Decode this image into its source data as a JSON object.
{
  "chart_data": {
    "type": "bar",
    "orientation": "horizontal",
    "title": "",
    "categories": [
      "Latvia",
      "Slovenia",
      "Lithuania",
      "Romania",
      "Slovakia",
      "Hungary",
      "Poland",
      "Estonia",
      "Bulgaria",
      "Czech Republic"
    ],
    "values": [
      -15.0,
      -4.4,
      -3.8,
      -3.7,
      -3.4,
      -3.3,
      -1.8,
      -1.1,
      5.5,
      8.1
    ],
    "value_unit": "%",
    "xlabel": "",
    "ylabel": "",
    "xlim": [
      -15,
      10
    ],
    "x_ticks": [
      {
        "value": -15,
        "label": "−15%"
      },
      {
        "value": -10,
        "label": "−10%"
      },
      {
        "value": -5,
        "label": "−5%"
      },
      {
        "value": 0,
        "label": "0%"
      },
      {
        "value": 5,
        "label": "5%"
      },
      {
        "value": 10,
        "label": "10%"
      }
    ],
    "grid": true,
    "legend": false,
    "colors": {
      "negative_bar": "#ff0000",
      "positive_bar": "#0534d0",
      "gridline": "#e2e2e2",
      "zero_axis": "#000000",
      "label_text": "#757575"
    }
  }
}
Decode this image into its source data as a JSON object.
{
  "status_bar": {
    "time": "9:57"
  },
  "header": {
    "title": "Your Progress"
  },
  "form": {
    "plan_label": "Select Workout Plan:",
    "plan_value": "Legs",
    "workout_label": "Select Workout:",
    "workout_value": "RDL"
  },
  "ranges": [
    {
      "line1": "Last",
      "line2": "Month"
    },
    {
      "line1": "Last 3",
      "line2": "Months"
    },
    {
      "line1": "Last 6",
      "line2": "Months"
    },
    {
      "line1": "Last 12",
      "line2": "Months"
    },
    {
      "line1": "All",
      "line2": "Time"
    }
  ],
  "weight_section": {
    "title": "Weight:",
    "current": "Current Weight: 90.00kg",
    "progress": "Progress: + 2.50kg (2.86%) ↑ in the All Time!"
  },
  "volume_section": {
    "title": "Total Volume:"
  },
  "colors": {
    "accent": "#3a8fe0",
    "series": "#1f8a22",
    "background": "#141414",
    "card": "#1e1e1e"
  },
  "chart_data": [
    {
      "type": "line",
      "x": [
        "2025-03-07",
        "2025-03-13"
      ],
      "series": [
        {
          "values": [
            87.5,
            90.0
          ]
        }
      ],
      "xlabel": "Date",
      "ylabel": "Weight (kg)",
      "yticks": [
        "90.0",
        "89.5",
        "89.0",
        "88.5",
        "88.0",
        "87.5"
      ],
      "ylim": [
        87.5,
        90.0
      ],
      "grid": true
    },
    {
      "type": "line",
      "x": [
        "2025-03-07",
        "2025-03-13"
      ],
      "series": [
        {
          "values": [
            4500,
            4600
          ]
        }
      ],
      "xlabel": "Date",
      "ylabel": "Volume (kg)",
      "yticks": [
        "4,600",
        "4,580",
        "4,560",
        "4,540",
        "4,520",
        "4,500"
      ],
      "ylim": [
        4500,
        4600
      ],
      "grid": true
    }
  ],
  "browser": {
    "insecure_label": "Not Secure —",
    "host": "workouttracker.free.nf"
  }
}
= = = =
What you will do: Output the records above in their entirety, exactly.

Result of the task:
Decode this image into its source data as a JSON object.
{
  "chart_data": {
    "type": "bar",
    "orientation": "horizontal",
    "title": "",
    "categories": [
      "Latvia",
      "Slovenia",
      "Lithuania",
      "Romania",
      "Slovakia",
      "Hungary",
      "Poland",
      "Estonia",
      "Bulgaria",
      "Czech Republic"
    ],
    "values": [
      -15.0,
      -4.4,
      -3.8,
      -3.7,
      -3.4,
      -3.3,
      -1.8,
      -1.1,
      5.5,
      8.1
    ],
    "value_unit": "%",
    "xlabel": "",
    "ylabel": "",
    "xlim": [
      -15,
      10
    ],
    "x_ticks": [
      {
        "value": -15,
        "label": "−15%"
      },
      {
        "value": -10,
        "label": "−10%"
      },
      {
        "value": -5,
        "label": "−5%"
      },
      {
        "value": 0,
        "label": "0%"
      },
      {
        "value": 5,
        "label": "5%"
      },
      {
        "value": 10,
        "label": "10%"
      }
    ],
    "grid": true,
    "legend": false,
    "colors": {
      "negative_bar": "#ff0000",
      "positive_bar": "#0534d0",
      "gridline": "#e2e2e2",
      "zero_axis": "#000000",
      "label_text": "#757575"
    }
  }
}
Decode this image into its source data as a JSON object.
{
  "status_bar": {
    "time": "9:57"
  },
  "header": {
    "title": "Your Progress"
  },
  "form": {
    "plan_label": "Select Workout Plan:",
    "plan_value": "Legs",
    "workout_label": "Select Workout:",
    "workout_value": "RDL"
  },
  "ranges": [
    {
      "line1": "Last",
      "line2": "Month"
    },
    {
      "line1": "Last 3",
      "line2": "Months"
    },
    {
      "line1": "Last 6",
      "line2": "Months"
    },
    {
      "line1": "Last 12",
      "line2": "Months"
    },
    {
      "line1": "All",
      "line2": "Time"
    }
  ],
  "weight_section": {
    "title": "Weight:",
    "current": "Current Weight: 90.00kg",
    "progress": "Progress: + 2.50kg (2.86%) ↑ in the All Time!"
  },
  "volume_section": {
    "title": "Total Volume:"
  },
  "colors": {
    "accent": "#3a8fe0",
    "series": "#1f8a22",
    "background": "#141414",
    "card": "#1e1e1e"
  },
  "chart_data": [
    {
      "type": "line",
      "x": [
        "2025-03-07",
        "2025-03-13"
      ],
      "series": [
        {
          "values": [
            87.5,
            90.0
          ]
        }
      ],
      "xlabel": "Date",
      "ylabel": "Weight (kg)",
      "yticks": [
        "90.0",
        "89.5",
        "89.0",
        "88.5",
        "88.0",
        "87.5"
      ],
      "ylim": [
        87.5,
        90.0
      ],
      "grid": true
    },
    {
      "type": "line",
      "x": [
        "2025-03-07",
        "2025-03-13"
      ],
      "series": [
        {
          "values": [
            4500,
            4600
          ]
        }
      ],
      "xlabel": "Date",
      "ylabel": "Volume (kg)",
      "yticks": [
        "4,600",
        "4,580",
        "4,560",
        "4,540",
        "4,520",
        "4,500"
      ],
      "ylim": [
        4500,
        4600
      ],
      "grid": true
    }
  ],
  "browser": {
    "insecure_label": "Not Secure —",
    "host": "workouttracker.free.nf"
  }
}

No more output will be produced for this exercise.